• **STATED TASK**: Go through the entries below and write each one out exactly.

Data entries
▶
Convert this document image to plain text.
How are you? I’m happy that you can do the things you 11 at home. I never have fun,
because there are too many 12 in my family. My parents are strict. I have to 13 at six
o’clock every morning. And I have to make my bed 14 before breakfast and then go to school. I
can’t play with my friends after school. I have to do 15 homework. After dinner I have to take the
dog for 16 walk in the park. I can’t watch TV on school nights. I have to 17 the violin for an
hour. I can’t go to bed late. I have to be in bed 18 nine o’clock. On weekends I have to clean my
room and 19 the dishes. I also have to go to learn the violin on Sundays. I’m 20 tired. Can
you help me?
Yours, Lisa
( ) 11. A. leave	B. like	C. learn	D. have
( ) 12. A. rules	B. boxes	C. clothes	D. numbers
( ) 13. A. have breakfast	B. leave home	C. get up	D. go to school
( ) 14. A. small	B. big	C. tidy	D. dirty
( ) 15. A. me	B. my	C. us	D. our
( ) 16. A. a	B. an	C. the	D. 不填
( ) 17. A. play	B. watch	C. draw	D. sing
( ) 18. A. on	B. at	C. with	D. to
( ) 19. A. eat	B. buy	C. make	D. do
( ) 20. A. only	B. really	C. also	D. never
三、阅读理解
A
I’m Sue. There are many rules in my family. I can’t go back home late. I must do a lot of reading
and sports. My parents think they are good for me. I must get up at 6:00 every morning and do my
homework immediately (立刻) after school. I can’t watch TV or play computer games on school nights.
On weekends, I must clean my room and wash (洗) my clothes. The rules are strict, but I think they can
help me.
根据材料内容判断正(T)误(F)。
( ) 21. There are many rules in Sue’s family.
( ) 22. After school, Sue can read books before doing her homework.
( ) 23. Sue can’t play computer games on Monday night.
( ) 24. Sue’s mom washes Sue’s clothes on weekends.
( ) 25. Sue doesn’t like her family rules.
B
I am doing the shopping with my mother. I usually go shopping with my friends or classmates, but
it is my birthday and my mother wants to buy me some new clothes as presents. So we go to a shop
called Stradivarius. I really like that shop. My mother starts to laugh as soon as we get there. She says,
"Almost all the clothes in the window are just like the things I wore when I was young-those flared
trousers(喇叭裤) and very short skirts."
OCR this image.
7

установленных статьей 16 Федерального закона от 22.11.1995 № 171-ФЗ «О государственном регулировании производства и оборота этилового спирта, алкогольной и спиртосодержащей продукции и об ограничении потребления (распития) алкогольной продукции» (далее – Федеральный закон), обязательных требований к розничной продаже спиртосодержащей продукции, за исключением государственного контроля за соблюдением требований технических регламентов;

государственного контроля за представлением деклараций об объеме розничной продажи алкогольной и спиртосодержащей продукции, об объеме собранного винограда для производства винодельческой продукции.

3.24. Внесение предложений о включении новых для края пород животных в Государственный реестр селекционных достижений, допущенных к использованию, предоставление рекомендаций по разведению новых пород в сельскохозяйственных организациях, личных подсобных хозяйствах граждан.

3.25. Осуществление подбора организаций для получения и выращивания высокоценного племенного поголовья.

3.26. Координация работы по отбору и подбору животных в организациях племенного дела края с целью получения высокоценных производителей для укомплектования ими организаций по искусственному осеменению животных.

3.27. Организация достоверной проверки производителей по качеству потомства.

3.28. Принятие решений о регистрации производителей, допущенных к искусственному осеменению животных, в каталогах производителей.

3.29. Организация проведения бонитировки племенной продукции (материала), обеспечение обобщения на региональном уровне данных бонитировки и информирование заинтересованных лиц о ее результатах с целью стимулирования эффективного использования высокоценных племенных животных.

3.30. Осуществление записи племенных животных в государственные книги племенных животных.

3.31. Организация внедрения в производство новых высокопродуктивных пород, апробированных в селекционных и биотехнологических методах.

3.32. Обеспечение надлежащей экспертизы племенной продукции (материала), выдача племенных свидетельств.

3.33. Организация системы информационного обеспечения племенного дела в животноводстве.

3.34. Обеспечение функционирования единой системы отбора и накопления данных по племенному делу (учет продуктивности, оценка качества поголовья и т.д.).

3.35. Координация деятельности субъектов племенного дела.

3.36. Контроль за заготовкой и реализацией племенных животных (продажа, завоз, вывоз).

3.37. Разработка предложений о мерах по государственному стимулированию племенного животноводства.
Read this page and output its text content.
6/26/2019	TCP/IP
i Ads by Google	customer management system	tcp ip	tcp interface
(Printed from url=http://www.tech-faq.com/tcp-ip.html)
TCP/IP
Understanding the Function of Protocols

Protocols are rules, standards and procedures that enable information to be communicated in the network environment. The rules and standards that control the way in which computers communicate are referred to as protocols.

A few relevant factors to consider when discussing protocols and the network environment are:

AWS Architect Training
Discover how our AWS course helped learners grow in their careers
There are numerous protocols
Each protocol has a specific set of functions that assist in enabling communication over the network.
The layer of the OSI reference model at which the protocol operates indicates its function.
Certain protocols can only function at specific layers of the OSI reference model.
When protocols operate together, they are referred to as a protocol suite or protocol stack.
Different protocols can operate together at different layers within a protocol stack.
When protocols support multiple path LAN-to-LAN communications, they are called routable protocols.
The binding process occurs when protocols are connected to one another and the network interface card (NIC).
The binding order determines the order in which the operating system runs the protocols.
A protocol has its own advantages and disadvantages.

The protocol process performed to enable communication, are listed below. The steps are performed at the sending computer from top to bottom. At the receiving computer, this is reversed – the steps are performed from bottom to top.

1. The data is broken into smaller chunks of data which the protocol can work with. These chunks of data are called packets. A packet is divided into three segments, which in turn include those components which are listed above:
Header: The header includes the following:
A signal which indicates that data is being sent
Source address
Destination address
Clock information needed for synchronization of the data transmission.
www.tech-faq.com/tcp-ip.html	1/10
◀
• **COMPLETE OUTPUT**:
Convert this document image to plain text.
How are you? I’m happy that you can do the things you 11 at home. I never have fun,
because there are too many 12 in my family. My parents are strict. I have to 13 at six
o’clock every morning. And I have to make my bed 14 before breakfast and then go to school. I
can’t play with my friends after school. I have to do 15 homework. After dinner I have to take the
dog for 16 walk in the park. I can’t watch TV on school nights. I have to 17 the violin for an
hour. I can’t go to bed late. I have to be in bed 18 nine o’clock. On weekends I have to clean my
room and 19 the dishes. I also have to go to learn the violin on Sundays. I’m 20 tired. Can
you help me?
Yours, Lisa
( ) 11. A. leave	B. like	C. learn	D. have
( ) 12. A. rules	B. boxes	C. clothes	D. numbers
( ) 13. A. have breakfast	B. leave home	C. get up	D. go to school
( ) 14. A. small	B. big	C. tidy	D. dirty
( ) 15. A. me	B. my	C. us	D. our
( ) 16. A. a	B. an	C. the	D. 不填
( ) 17. A. play	B. watch	C. draw	D. sing
( ) 18. A. on	B. at	C. with	D. to
( ) 19. A. eat	B. buy	C. make	D. do
( ) 20. A. only	B. really	C. also	D. never
三、阅读理解
A
I’m Sue. There are many rules in my family. I can’t go back home late. I must do a lot of reading
and sports. My parents think they are good for me. I must get up at 6:00 every morning and do my
homework immediately (立刻) after school. I can’t watch TV or play computer games on school nights.
On weekends, I must clean my room and wash (洗) my clothes. The rules are strict, but I think they can
help me.
根据材料内容判断正(T)误(F)。
( ) 21. There are many rules in Sue’s family.
( ) 22. After school, Sue can read books before doing her homework.
( ) 23. Sue can’t play computer games on Monday night.
( ) 24. Sue’s mom washes Sue’s clothes on weekends.
( ) 25. Sue doesn’t like her family rules.
B
I am doing the shopping with my mother. I usually go shopping with my friends or classmates, but
it is my birthday and my mother wants to buy me some new clothes as presents. So we go to a shop
called Stradivarius. I really like that shop. My mother starts to laugh as soon as we get there. She says,
"Almost all the clothes in the window are just like the things I wore when I was young-those flared
trousers(喇叭裤) and very short skirts."
OCR this image.
7

установленных статьей 16 Федерального закона от 22.11.1995 № 171-ФЗ «О государственном регулировании производства и оборота этилового спирта, алкогольной и спиртосодержащей продукции и об ограничении потребления (распития) алкогольной продукции» (далее – Федеральный закон), обязательных требований к розничной продаже спиртосодержащей продукции, за исключением государственного контроля за соблюдением требований технических регламентов;

государственного контроля за представлением деклараций об объеме розничной продажи алкогольной и спиртосодержащей продукции, об объеме собранного винограда для производства винодельческой продукции.

3.24. Внесение предложений о включении новых для края пород животных в Государственный реестр селекционных достижений, допущенных к использованию, предоставление рекомендаций по разведению новых пород в сельскохозяйственных организациях, личных подсобных хозяйствах граждан.

3.25. Осуществление подбора организаций для получения и выращивания высокоценного племенного поголовья.

3.26. Координация работы по отбору и подбору животных в организациях племенного дела края с целью получения высокоценных производителей для укомплектования ими организаций по искусственному осеменению животных.

3.27. Организация достоверной проверки производителей по качеству потомства.

3.28. Принятие решений о регистрации производителей, допущенных к искусственному осеменению животных, в каталогах производителей.

3.29. Организация проведения бонитировки племенной продукции (материала), обеспечение обобщения на региональном уровне данных бонитировки и информирование заинтересованных лиц о ее результатах с целью стимулирования эффективного использования высокоценных племенных животных.

3.30. Осуществление записи племенных животных в государственные книги племенных животных.

3.31. Организация внедрения в производство новых высокопродуктивных пород, апробированных в селекционных и биотехнологических методах.

3.32. Обеспечение надлежащей экспертизы племенной продукции (материала), выдача племенных свидетельств.

3.33. Организация системы информационного обеспечения племенного дела в животноводстве.

3.34. Обеспечение функционирования единой системы отбора и накопления данных по племенному делу (учет продуктивности, оценка качества поголовья и т.д.).

3.35. Координация деятельности субъектов племенного дела.

3.36. Контроль за заготовкой и реализацией племенных животных (продажа, завоз, вывоз).

3.37. Разработка предложений о мерах по государственному стимулированию племенного животноводства.
Read this page and output its text content.
6/26/2019	TCP/IP
i Ads by Google	customer management system	tcp ip	tcp interface
(Printed from url=http://www.tech-faq.com/tcp-ip.html)
TCP/IP
Understanding the Function of Protocols

Protocols are rules, standards and procedures that enable information to be communicated in the network environment. The rules and standards that control the way in which computers communicate are referred to as protocols.

A few relevant factors to consider when discussing protocols and the network environment are:

AWS Architect Training
Discover how our AWS course helped learners grow in their careers
There are numerous protocols
Each protocol has a specific set of functions that assist in enabling communication over the network.
The layer of the OSI reference model at which the protocol operates indicates its function.
Certain protocols can only function at specific layers of the OSI reference model.
When protocols operate together, they are referred to as a protocol suite or protocol stack.
Different protocols can operate together at different layers within a protocol stack.
When protocols support multiple path LAN-to-LAN communications, they are called routable protocols.
The binding process occurs when protocols are connected to one another and the network interface card (NIC).
The binding order determines the order in which the operating system runs the protocols.
A protocol has its own advantages and disadvantages.

The protocol process performed to enable communication, are listed below. The steps are performed at the sending computer from top to bottom. At the receiving computer, this is reversed – the steps are performed from bottom to top.

1. The data is broken into smaller chunks of data which the protocol can work with. These chunks of data are called packets. A packet is divided into three segments, which in turn include those components which are listed above:
Header: The header includes the following:
A signal which indicates that data is being sent
Source address
Destination address
Clock information needed for synchronization of the data transmission.
www.tech-faq.com/tcp-ip.html	1/10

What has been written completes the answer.